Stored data
- - -

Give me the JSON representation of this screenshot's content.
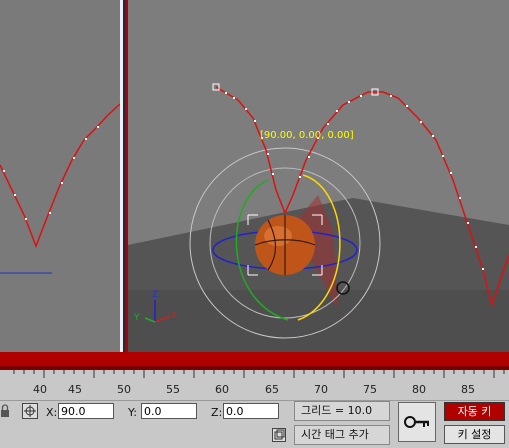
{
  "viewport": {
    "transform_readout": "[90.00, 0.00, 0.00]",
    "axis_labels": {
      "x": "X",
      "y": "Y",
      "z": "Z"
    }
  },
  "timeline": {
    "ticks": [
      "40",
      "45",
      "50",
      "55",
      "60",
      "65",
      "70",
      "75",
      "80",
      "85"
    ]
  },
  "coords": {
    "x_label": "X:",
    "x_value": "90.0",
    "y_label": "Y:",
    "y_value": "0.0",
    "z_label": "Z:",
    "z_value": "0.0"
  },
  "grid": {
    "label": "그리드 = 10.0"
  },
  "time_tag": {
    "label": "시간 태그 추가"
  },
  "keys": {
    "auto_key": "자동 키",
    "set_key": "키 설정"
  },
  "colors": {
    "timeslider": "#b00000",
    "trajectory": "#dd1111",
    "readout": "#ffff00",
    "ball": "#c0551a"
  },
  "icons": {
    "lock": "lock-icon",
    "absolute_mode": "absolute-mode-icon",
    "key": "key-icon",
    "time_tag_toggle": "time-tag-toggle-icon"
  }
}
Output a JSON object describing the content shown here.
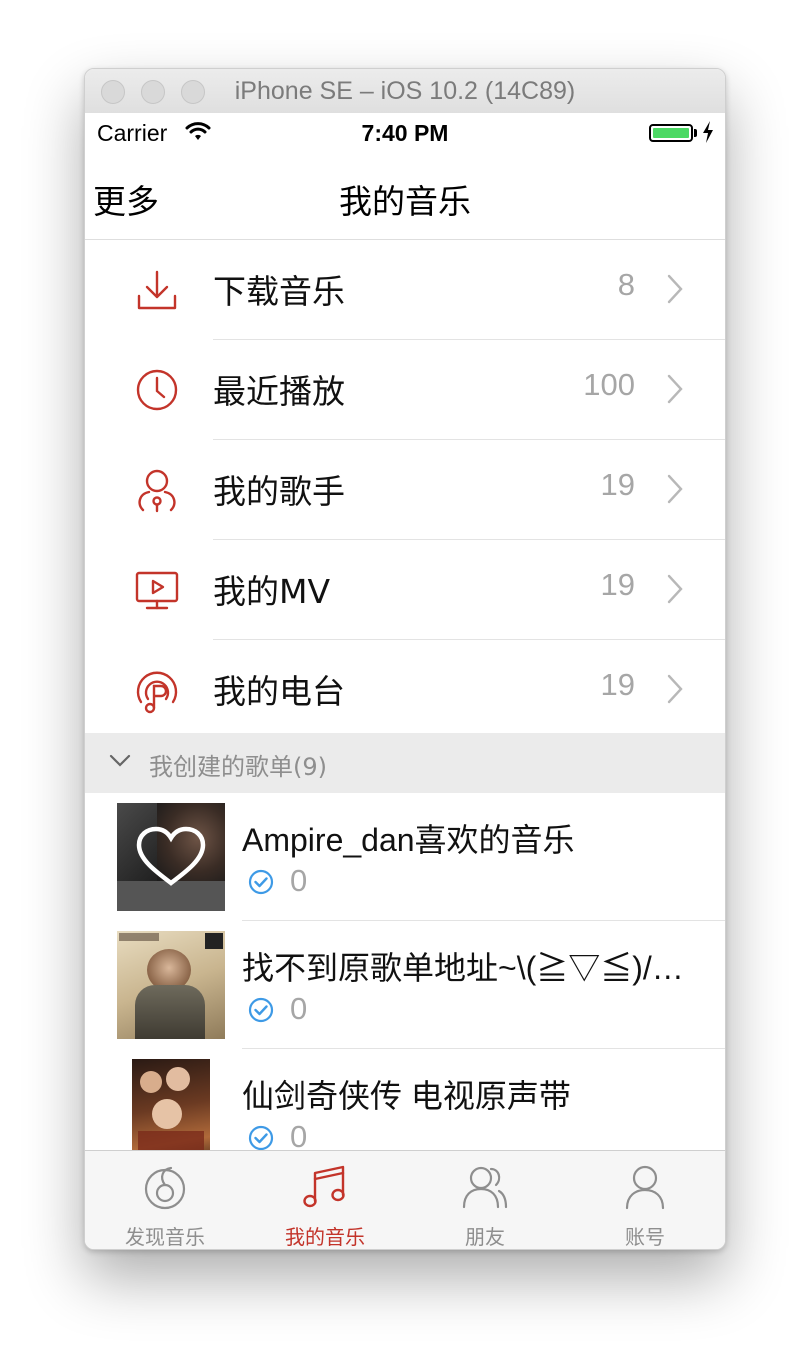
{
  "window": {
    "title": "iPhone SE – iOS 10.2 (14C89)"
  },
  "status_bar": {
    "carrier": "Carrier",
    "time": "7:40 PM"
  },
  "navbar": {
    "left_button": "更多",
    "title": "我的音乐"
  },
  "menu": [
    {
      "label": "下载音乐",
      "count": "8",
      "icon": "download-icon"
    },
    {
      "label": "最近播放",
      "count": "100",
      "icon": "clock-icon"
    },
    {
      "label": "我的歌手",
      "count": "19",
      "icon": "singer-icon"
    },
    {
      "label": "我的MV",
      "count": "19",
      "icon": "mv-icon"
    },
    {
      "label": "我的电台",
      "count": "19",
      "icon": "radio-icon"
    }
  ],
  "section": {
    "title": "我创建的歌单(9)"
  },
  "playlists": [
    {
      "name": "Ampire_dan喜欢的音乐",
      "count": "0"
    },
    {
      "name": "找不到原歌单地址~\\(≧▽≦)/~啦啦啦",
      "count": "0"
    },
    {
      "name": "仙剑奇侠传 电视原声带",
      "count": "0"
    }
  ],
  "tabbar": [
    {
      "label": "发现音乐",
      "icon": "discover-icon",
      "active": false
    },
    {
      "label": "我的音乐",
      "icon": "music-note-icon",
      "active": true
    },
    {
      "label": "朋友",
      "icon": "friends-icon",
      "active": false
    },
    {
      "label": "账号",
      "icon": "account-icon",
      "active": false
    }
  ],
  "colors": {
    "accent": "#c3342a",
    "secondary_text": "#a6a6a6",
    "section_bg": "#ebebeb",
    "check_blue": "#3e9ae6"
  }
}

- - -

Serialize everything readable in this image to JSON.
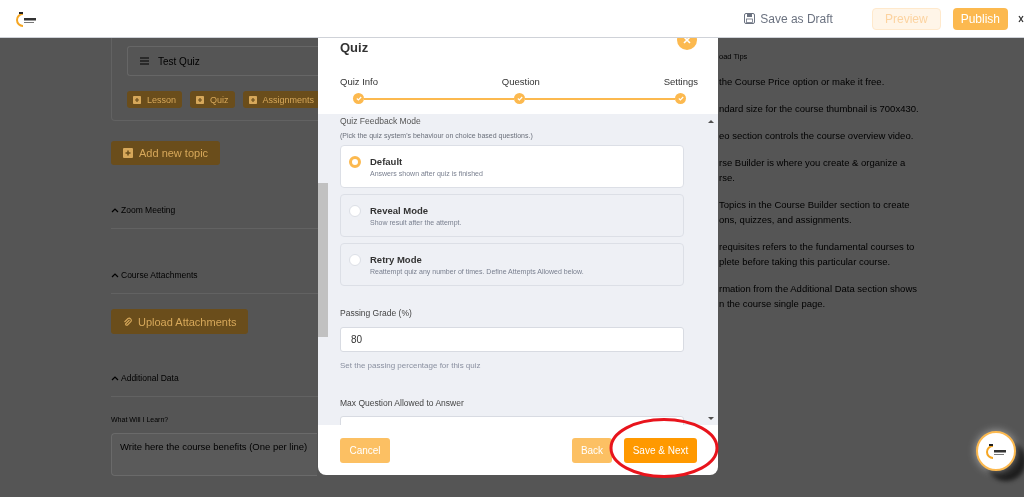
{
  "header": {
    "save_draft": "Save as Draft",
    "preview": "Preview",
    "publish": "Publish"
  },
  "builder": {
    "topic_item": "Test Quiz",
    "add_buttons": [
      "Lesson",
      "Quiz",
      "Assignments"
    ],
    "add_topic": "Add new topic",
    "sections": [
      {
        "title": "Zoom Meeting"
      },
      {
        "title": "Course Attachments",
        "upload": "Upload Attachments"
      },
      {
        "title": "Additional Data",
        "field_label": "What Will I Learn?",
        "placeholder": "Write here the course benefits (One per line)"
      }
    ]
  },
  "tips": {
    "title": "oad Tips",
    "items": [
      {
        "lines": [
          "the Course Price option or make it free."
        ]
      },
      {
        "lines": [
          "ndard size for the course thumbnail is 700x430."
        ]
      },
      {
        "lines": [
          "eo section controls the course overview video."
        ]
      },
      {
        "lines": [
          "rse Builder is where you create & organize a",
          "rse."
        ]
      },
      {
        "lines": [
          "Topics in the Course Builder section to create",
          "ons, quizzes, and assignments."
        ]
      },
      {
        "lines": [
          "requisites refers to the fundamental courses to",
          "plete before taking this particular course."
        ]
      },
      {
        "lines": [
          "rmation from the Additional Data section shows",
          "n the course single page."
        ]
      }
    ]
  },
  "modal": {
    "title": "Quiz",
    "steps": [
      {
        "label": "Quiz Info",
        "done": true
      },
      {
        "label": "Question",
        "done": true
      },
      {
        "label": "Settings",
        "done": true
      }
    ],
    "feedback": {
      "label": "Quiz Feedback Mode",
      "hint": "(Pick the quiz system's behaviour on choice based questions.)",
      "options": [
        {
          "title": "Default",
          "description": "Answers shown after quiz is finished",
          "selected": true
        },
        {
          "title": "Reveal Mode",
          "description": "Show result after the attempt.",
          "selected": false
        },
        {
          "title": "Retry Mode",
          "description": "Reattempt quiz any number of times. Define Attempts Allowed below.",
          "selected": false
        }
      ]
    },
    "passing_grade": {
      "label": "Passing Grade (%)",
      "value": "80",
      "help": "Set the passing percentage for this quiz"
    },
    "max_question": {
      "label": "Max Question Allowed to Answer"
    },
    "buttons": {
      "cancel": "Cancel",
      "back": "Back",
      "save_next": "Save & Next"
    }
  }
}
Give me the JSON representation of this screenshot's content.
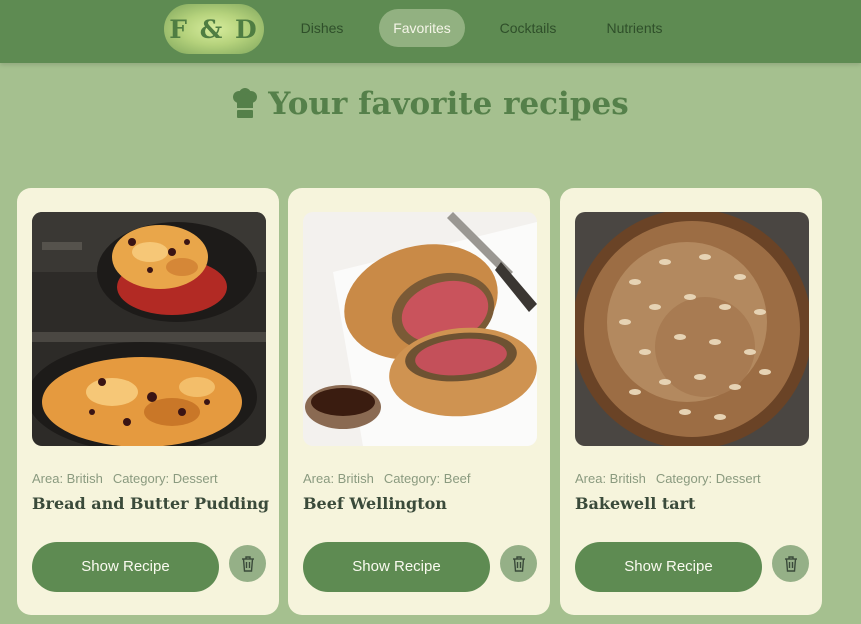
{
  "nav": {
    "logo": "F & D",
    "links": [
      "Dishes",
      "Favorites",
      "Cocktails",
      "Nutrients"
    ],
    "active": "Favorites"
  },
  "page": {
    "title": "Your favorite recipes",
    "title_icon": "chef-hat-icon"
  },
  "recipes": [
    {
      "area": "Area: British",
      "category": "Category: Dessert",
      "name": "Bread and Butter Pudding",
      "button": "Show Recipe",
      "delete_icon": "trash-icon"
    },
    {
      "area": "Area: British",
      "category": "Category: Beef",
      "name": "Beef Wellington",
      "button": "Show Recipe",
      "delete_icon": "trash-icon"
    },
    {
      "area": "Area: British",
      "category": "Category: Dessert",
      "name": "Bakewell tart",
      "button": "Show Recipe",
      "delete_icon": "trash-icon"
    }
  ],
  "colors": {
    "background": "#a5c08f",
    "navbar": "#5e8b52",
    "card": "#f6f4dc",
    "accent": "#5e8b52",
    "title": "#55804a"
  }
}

- - -

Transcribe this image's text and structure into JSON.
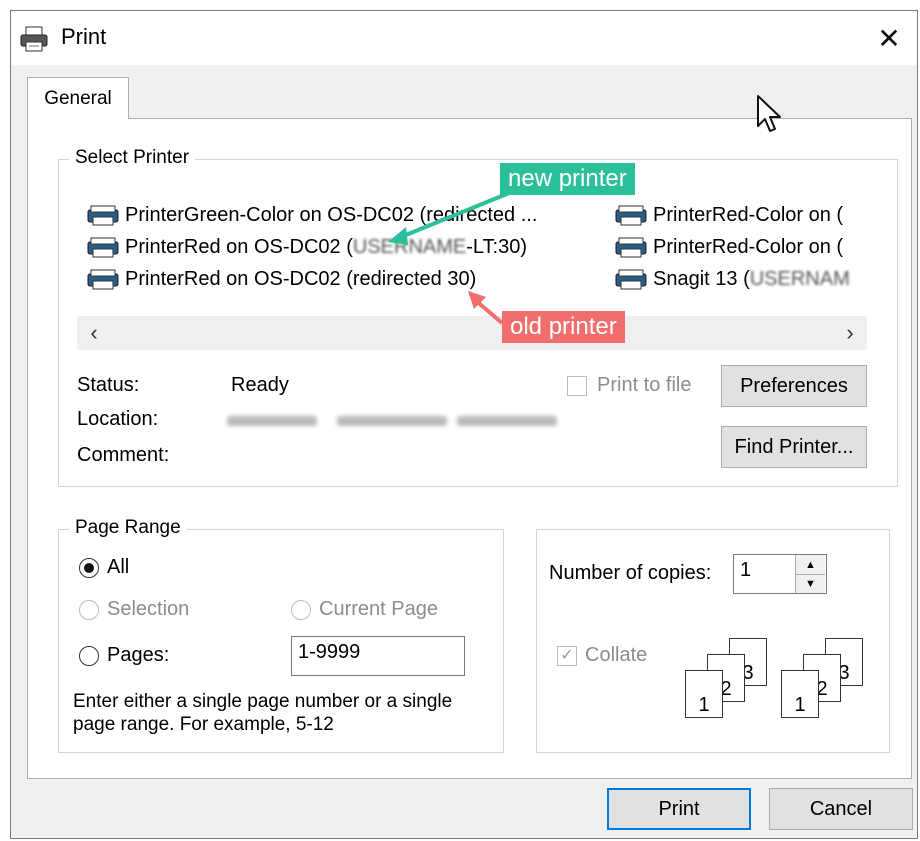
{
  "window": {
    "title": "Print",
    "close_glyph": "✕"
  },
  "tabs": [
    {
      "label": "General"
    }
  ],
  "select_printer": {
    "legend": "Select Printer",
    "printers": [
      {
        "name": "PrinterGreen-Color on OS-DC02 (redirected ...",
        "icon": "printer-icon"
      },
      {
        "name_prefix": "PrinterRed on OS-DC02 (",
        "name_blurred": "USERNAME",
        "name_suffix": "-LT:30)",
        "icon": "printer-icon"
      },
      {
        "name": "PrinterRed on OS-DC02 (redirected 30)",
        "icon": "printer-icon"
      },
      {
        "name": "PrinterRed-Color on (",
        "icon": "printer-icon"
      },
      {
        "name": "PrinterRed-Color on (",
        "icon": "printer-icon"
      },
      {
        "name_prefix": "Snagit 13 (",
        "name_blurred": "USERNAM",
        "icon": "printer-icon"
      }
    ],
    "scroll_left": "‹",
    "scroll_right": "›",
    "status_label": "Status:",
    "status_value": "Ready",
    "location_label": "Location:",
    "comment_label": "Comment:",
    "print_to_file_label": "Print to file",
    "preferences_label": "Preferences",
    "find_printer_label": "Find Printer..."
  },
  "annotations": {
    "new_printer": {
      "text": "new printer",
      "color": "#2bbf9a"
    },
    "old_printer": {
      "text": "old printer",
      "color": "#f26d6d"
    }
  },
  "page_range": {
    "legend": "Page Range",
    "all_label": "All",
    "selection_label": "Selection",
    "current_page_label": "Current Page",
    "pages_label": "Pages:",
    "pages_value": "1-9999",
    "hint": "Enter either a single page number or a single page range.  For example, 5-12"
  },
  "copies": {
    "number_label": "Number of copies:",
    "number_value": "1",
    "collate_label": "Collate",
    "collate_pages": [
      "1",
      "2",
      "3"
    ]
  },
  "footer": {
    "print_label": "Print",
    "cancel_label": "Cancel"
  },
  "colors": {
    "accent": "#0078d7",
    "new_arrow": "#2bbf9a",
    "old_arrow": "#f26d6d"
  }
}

- - -

Go through the records above and copy every line with the word "image".

Serialize everything readable in this image to JSON.
Transcribe this image's text and structure into JSON.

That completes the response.